What is being asked: Select every line holding the word "rail" and copy it.

Task input:
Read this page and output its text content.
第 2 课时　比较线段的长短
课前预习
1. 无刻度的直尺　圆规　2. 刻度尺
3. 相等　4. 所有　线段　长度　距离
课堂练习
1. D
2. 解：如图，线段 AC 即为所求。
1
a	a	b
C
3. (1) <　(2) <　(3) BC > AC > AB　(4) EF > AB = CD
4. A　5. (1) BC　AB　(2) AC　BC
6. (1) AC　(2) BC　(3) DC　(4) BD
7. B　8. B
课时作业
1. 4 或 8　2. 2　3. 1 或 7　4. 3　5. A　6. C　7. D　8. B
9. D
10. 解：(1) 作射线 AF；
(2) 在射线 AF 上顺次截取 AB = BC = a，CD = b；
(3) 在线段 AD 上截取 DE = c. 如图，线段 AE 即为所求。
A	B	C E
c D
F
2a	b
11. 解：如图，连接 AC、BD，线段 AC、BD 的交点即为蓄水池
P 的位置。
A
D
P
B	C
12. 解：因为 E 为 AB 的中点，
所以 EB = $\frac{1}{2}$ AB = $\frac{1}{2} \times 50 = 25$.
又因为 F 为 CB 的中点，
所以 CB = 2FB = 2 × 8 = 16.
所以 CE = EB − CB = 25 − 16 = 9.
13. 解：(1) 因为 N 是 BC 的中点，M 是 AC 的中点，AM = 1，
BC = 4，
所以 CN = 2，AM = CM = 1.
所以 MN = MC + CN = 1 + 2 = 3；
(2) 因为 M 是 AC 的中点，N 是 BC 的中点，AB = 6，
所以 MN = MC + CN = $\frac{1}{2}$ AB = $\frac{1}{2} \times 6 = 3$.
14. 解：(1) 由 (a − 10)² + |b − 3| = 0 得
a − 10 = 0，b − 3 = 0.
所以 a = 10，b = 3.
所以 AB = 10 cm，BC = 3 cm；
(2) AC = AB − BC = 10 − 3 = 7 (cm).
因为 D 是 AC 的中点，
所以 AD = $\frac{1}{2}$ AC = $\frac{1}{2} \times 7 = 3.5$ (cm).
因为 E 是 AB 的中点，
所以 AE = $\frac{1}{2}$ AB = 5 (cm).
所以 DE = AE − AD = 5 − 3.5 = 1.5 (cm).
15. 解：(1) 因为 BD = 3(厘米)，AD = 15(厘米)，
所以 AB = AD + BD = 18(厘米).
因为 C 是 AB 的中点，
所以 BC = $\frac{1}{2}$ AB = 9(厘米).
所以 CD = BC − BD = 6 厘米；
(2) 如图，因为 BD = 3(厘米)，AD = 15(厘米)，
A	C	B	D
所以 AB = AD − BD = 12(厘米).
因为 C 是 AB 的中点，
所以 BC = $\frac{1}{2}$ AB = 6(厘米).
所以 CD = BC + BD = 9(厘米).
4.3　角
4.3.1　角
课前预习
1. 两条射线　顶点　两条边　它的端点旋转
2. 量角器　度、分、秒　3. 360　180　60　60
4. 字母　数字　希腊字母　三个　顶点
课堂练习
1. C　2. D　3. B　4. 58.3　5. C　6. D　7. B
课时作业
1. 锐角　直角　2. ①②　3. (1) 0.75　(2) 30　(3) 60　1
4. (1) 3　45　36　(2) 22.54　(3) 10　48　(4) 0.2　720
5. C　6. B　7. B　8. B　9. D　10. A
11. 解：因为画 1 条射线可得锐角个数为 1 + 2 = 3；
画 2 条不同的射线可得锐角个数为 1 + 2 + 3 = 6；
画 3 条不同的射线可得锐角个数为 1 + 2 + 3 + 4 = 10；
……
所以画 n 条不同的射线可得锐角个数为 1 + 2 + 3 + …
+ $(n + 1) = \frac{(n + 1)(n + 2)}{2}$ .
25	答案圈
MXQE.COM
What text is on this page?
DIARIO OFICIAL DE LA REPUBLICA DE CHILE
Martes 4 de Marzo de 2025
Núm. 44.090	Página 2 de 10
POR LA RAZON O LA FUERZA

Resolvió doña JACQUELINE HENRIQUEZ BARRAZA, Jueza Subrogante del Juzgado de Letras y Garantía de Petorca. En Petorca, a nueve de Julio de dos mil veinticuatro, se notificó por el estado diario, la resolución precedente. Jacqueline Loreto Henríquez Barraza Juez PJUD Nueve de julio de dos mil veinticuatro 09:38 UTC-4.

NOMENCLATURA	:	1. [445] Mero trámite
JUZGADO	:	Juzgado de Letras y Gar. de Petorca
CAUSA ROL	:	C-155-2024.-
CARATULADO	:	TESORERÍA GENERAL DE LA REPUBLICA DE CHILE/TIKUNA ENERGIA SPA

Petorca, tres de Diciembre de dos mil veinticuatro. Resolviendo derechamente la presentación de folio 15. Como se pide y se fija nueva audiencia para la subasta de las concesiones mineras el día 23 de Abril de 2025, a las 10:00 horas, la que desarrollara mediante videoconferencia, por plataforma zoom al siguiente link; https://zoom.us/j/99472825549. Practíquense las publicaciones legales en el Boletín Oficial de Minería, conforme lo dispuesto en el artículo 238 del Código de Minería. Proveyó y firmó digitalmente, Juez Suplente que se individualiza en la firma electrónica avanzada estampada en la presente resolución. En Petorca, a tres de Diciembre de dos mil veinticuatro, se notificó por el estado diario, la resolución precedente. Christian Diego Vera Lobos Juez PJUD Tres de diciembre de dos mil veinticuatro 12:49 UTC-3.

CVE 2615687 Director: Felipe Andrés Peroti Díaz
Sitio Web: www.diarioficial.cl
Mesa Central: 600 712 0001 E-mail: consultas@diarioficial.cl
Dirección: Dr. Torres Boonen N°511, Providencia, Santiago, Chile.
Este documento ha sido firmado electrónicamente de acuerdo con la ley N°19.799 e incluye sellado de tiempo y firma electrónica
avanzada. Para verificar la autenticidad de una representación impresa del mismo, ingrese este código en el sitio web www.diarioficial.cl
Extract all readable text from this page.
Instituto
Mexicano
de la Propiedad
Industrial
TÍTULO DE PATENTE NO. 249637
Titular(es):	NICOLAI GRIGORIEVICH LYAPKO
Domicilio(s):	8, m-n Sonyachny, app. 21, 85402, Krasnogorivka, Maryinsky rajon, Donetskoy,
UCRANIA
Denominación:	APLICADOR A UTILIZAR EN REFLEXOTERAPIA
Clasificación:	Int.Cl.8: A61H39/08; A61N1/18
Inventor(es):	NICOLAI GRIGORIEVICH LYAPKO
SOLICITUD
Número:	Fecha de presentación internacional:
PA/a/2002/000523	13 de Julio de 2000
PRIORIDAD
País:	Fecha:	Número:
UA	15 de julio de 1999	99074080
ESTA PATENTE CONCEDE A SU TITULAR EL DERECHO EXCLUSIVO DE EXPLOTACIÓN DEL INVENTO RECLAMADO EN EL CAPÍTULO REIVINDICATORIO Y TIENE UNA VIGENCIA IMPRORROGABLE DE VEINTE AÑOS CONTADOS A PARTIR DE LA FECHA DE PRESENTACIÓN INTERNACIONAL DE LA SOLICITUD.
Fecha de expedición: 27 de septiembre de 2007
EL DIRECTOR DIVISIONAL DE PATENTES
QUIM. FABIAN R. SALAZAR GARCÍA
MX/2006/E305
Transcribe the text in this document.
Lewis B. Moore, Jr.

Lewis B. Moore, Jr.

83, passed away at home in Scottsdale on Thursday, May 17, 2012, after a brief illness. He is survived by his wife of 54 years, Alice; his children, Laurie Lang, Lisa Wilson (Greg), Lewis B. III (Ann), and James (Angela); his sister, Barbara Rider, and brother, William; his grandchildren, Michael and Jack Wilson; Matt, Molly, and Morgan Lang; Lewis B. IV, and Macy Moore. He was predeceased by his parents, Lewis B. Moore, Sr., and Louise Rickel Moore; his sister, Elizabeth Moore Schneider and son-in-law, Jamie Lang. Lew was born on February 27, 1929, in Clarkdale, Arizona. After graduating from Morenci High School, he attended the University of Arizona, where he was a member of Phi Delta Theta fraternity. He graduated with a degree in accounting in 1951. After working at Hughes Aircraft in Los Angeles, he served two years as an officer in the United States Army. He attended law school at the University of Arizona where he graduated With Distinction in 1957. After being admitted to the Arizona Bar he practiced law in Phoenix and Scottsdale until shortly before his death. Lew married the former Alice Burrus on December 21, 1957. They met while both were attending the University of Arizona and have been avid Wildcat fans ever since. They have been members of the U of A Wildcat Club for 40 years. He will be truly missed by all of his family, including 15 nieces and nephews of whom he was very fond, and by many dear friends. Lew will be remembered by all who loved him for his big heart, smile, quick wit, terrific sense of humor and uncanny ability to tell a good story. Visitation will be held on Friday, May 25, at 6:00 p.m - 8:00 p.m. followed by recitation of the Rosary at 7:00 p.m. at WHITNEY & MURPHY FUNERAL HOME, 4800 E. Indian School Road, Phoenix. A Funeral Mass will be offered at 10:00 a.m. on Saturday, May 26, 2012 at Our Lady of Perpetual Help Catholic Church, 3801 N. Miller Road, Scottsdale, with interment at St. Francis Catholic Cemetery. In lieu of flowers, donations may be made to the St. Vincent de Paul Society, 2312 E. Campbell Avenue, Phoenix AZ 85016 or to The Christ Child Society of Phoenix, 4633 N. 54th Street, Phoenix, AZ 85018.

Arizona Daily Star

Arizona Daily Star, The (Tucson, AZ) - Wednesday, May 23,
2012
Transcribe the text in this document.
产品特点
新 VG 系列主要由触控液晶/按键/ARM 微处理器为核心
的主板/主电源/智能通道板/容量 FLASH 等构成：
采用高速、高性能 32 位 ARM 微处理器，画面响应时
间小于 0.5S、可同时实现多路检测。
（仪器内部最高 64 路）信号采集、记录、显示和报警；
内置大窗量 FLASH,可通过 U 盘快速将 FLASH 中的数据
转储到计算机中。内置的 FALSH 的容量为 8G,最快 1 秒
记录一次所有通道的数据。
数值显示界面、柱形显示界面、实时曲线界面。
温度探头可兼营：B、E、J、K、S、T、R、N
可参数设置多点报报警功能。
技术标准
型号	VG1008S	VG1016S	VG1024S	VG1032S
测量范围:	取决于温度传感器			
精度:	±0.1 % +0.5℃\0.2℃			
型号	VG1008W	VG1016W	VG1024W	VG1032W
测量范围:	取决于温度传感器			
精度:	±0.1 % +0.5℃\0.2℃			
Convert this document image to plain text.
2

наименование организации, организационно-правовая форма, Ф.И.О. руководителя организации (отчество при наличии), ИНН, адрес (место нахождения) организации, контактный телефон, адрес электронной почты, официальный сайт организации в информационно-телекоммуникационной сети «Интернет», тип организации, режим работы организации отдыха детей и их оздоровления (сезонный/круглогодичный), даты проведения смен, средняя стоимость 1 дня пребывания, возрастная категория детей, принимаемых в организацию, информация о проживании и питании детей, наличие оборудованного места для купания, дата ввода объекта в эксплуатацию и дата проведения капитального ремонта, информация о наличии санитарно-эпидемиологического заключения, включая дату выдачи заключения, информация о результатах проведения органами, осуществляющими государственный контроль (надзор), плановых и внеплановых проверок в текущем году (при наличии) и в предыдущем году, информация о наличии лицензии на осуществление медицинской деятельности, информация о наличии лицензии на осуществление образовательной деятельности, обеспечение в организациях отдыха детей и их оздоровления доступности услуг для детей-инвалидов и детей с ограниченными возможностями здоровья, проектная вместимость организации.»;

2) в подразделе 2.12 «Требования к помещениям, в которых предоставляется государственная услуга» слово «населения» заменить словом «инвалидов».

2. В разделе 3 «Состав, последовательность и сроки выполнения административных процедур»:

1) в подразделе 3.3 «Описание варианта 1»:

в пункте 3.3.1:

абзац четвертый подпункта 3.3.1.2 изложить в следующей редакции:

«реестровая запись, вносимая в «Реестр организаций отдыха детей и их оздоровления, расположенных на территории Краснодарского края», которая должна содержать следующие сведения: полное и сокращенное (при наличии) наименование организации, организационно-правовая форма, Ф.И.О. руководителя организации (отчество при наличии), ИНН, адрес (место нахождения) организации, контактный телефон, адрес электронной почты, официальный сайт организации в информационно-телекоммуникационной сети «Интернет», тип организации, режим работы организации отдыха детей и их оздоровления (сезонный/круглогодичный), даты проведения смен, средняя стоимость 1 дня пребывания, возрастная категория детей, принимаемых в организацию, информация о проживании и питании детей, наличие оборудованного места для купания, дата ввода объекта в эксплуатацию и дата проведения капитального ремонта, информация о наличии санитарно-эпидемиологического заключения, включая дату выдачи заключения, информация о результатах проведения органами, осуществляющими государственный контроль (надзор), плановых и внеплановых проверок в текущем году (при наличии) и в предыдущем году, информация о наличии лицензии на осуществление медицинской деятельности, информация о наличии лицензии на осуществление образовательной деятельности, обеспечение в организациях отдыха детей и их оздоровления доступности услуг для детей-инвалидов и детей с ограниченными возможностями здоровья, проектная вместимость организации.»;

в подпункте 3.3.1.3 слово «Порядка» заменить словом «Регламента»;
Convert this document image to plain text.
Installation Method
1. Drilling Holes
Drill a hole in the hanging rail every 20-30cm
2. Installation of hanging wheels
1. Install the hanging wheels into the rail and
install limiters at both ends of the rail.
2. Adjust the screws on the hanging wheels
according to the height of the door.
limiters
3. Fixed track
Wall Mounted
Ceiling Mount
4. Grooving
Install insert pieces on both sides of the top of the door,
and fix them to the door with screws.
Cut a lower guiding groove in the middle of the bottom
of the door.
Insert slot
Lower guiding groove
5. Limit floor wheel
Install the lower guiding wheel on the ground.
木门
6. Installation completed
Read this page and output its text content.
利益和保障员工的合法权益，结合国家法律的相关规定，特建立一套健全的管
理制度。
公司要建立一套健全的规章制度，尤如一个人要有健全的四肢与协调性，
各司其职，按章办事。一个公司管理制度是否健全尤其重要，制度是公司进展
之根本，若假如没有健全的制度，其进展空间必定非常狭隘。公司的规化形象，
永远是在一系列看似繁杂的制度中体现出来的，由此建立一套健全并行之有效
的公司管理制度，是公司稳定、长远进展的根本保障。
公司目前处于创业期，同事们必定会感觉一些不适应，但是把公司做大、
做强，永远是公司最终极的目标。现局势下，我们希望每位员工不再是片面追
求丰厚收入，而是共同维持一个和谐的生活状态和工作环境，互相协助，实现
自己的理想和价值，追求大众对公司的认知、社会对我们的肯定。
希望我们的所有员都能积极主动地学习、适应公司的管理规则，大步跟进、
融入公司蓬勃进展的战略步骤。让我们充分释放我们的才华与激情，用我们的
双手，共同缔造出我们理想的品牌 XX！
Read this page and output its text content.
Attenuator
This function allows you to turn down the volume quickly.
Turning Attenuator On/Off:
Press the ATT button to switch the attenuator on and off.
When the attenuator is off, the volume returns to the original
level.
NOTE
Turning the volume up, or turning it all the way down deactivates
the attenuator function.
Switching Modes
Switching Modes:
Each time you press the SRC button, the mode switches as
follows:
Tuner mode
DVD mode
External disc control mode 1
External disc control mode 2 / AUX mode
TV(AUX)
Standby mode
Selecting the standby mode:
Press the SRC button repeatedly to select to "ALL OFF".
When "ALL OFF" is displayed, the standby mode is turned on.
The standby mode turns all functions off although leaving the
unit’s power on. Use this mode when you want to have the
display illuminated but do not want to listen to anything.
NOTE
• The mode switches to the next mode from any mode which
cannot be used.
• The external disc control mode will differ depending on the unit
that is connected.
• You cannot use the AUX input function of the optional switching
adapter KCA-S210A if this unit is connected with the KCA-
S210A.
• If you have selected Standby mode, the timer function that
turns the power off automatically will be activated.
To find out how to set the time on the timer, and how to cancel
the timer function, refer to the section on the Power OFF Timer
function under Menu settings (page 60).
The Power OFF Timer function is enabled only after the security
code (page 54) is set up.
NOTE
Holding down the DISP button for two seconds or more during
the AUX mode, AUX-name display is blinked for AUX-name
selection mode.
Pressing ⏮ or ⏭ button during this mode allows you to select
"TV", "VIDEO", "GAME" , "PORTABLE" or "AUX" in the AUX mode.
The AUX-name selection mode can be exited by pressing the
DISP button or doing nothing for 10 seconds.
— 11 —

Result for this exercise:
Drill a hole in the hanging rail every 20-30cm
1. Install the hanging wheels into the rail and
install limiters at both ends of the rail.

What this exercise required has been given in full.